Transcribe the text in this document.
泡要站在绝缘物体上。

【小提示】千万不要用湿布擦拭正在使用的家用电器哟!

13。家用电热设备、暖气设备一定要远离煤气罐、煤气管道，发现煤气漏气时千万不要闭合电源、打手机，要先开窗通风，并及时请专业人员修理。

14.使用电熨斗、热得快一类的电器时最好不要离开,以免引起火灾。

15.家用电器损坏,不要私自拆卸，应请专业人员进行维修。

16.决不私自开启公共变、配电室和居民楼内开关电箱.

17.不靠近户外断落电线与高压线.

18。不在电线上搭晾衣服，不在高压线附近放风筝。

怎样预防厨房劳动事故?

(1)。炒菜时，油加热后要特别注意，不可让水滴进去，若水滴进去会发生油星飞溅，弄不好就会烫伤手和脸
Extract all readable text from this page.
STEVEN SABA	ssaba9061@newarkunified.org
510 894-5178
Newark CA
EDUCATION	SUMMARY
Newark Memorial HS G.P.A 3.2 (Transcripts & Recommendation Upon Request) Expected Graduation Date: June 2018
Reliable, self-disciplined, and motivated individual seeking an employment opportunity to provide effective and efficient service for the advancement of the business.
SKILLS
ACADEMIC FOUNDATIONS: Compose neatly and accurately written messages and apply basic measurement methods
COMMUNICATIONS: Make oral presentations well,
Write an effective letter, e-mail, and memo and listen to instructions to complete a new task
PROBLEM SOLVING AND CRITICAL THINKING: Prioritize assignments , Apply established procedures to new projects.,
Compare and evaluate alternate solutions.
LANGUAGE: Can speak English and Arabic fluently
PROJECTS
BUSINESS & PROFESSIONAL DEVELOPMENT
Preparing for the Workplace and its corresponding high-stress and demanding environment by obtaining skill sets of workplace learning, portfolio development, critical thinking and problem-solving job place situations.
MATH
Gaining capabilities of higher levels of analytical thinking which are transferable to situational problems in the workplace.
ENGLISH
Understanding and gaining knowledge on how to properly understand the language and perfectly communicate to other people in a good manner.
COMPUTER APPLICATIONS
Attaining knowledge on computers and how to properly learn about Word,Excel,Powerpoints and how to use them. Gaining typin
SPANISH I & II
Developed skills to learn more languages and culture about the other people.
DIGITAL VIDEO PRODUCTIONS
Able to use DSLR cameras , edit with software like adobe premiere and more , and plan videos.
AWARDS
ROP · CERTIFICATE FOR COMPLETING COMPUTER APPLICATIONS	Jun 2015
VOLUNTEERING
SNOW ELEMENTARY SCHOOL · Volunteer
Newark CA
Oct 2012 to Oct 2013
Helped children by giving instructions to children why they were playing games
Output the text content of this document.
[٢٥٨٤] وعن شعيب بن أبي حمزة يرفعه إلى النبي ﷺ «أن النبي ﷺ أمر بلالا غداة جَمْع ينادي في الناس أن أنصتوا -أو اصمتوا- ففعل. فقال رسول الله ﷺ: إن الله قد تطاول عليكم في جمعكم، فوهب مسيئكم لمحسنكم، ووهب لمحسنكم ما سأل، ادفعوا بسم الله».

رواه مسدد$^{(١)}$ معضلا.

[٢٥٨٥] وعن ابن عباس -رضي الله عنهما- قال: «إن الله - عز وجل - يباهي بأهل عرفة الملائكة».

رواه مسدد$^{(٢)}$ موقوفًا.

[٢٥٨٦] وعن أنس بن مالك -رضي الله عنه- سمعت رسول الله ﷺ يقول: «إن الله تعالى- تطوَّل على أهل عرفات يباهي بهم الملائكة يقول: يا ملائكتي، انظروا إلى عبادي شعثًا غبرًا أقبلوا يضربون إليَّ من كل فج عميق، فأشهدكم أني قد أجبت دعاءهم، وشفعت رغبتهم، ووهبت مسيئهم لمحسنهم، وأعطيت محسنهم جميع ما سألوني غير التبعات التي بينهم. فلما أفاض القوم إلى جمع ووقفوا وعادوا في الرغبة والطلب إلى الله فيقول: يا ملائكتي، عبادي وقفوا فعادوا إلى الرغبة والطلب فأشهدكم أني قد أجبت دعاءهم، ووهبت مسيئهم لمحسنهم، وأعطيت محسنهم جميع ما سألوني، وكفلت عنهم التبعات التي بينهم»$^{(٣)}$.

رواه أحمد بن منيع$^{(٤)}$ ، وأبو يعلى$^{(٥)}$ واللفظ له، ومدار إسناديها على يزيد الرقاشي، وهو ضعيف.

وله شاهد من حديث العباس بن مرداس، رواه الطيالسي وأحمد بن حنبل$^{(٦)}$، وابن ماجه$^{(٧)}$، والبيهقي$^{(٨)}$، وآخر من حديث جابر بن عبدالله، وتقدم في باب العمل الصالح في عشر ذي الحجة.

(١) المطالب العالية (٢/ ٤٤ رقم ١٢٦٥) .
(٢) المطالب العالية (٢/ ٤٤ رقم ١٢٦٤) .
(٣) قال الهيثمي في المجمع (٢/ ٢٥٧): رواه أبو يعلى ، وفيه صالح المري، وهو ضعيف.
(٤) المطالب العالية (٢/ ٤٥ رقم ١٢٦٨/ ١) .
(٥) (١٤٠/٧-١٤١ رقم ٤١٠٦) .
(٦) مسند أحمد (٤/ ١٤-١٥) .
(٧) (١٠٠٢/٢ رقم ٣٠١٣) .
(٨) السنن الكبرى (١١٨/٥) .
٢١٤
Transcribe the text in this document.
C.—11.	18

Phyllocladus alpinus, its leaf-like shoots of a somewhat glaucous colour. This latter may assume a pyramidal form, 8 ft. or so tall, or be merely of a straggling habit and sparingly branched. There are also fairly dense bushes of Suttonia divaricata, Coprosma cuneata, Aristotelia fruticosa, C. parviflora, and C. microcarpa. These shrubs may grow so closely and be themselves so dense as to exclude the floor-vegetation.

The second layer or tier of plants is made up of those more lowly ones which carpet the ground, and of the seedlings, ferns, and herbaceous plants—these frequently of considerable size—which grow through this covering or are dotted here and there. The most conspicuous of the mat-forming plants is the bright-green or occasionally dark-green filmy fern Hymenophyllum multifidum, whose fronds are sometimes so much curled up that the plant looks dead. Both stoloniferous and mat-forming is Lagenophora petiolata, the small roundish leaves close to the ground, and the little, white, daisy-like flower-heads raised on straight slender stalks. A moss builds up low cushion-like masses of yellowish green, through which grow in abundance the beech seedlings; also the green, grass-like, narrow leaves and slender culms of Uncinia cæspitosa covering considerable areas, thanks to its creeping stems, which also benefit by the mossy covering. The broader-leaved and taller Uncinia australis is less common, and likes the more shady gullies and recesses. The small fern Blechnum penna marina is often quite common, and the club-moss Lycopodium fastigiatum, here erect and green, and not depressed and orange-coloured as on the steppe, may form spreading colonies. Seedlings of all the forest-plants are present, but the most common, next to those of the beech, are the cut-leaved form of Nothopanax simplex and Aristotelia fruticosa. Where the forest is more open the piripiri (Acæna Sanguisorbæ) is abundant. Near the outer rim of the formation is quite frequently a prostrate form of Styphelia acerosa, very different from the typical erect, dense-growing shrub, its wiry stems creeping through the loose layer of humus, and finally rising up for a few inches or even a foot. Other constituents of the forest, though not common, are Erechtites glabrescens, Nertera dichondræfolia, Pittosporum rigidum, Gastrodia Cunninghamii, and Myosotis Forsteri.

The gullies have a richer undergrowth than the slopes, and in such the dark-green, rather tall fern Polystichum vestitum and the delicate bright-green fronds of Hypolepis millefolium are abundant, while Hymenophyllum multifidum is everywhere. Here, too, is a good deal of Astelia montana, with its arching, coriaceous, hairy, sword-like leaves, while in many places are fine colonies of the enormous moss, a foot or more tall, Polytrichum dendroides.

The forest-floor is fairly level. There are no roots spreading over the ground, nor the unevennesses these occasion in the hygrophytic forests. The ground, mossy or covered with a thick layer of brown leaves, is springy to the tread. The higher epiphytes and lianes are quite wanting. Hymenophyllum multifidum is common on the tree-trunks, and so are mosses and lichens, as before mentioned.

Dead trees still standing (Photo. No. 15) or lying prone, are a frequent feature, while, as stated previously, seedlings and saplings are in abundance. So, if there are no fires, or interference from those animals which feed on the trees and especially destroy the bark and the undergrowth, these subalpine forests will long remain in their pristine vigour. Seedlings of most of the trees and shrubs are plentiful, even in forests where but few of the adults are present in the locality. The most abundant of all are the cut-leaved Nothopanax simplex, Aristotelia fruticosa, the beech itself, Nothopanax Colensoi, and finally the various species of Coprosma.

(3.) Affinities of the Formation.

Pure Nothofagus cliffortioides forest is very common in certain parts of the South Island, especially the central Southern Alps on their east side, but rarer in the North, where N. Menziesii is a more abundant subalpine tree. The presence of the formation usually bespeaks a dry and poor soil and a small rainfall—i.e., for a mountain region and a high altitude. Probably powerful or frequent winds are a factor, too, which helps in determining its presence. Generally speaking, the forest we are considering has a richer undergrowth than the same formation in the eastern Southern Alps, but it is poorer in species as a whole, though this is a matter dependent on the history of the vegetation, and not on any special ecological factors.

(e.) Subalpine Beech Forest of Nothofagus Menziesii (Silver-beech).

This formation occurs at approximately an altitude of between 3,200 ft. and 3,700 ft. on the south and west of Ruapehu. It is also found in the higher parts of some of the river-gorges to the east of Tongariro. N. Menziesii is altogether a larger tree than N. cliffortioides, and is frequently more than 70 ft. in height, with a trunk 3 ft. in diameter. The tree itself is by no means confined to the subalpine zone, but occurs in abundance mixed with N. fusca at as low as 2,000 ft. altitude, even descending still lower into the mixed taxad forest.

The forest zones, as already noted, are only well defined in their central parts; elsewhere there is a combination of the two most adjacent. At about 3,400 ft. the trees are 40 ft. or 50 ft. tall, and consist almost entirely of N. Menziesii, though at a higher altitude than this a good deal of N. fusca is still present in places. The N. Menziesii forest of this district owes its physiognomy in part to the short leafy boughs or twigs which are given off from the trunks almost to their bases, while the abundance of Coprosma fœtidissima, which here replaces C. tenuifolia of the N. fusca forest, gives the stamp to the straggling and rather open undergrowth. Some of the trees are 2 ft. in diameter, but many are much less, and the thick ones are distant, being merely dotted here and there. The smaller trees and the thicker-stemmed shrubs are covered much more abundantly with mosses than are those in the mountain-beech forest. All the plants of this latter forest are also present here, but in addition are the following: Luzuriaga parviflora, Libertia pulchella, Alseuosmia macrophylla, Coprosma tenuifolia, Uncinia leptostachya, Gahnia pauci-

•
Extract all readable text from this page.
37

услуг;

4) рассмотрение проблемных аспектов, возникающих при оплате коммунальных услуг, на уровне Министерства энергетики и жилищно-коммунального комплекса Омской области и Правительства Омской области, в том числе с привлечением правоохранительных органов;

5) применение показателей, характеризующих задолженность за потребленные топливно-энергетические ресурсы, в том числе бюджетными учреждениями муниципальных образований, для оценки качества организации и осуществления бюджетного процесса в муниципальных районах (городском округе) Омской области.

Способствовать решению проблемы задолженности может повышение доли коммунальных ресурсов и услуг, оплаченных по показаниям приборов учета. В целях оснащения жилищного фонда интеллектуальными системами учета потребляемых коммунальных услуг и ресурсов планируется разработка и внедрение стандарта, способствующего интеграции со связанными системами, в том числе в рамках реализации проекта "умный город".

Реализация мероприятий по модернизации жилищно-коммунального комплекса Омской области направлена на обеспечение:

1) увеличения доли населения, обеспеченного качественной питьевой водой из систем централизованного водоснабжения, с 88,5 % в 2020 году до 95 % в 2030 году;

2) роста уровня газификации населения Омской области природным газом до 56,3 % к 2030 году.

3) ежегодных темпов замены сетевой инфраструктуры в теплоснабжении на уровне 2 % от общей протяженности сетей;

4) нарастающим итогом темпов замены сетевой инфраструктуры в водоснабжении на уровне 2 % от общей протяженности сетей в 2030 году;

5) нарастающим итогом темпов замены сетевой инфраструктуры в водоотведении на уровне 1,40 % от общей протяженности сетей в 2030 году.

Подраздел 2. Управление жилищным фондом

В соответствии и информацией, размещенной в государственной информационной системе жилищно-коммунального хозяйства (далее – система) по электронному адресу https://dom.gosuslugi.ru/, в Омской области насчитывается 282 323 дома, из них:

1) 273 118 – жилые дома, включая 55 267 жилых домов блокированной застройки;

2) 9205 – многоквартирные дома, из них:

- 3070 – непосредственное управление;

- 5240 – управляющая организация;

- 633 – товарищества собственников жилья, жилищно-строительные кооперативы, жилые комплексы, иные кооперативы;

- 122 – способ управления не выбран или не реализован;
# # # # #
What you have to do.
List every line above containing the word "effective".

Exercise solution.
Reliable, self-disciplined, and motivated individual seeking an employment opportunity to provide effective and efficient service for the advancement of the business.
Write an effective letter, e-mail, and memo and listen to instructions to complete a new task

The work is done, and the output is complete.